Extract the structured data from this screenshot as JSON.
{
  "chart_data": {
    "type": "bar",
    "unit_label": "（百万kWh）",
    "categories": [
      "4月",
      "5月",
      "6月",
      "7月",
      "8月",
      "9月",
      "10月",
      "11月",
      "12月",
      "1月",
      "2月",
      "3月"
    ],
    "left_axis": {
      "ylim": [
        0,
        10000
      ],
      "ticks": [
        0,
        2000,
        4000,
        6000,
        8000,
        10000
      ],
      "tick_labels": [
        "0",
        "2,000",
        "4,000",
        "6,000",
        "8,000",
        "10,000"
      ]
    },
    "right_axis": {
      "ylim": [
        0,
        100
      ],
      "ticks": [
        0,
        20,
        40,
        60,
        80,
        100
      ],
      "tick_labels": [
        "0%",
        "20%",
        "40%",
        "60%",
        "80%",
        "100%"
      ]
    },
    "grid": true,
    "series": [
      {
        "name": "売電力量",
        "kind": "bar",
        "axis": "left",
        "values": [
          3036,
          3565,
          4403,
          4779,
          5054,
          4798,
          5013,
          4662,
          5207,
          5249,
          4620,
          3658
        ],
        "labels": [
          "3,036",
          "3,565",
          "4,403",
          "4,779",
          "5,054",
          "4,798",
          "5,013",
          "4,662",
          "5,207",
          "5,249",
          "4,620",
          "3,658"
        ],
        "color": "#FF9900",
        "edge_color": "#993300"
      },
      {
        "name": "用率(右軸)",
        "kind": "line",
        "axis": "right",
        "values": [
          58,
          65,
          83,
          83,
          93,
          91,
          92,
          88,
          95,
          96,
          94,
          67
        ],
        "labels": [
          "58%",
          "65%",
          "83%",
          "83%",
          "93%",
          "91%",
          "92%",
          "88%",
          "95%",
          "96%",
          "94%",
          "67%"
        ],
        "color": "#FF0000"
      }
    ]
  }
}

:: Exercise description ::
All of the entries above need to be reproduced exactly.

:: Complete response ::
Extract the structured data from this screenshot as JSON.
{
  "chart_data": {
    "type": "bar",
    "unit_label": "（百万kWh）",
    "categories": [
      "4月",
      "5月",
      "6月",
      "7月",
      "8月",
      "9月",
      "10月",
      "11月",
      "12月",
      "1月",
      "2月",
      "3月"
    ],
    "left_axis": {
      "ylim": [
        0,
        10000
      ],
      "ticks": [
        0,
        2000,
        4000,
        6000,
        8000,
        10000
      ],
      "tick_labels": [
        "0",
        "2,000",
        "4,000",
        "6,000",
        "8,000",
        "10,000"
      ]
    },
    "right_axis": {
      "ylim": [
        0,
        100
      ],
      "ticks": [
        0,
        20,
        40,
        60,
        80,
        100
      ],
      "tick_labels": [
        "0%",
        "20%",
        "40%",
        "60%",
        "80%",
        "100%"
      ]
    },
    "grid": true,
    "series": [
      {
        "name": "売電力量",
        "kind": "bar",
        "axis": "left",
        "values": [
          3036,
          3565,
          4403,
          4779,
          5054,
          4798,
          5013,
          4662,
          5207,
          5249,
          4620,
          3658
        ],
        "labels": [
          "3,036",
          "3,565",
          "4,403",
          "4,779",
          "5,054",
          "4,798",
          "5,013",
          "4,662",
          "5,207",
          "5,249",
          "4,620",
          "3,658"
        ],
        "color": "#FF9900",
        "edge_color": "#993300"
      },
      {
        "name": "用率(右軸)",
        "kind": "line",
        "axis": "right",
        "values": [
          58,
          65,
          83,
          83,
          93,
          91,
          92,
          88,
          95,
          96,
          94,
          67
        ],
        "labels": [
          "58%",
          "65%",
          "83%",
          "83%",
          "93%",
          "91%",
          "92%",
          "88%",
          "95%",
          "96%",
          "94%",
          "67%"
        ],
        "color": "#FF0000"
      }
    ]
  }
}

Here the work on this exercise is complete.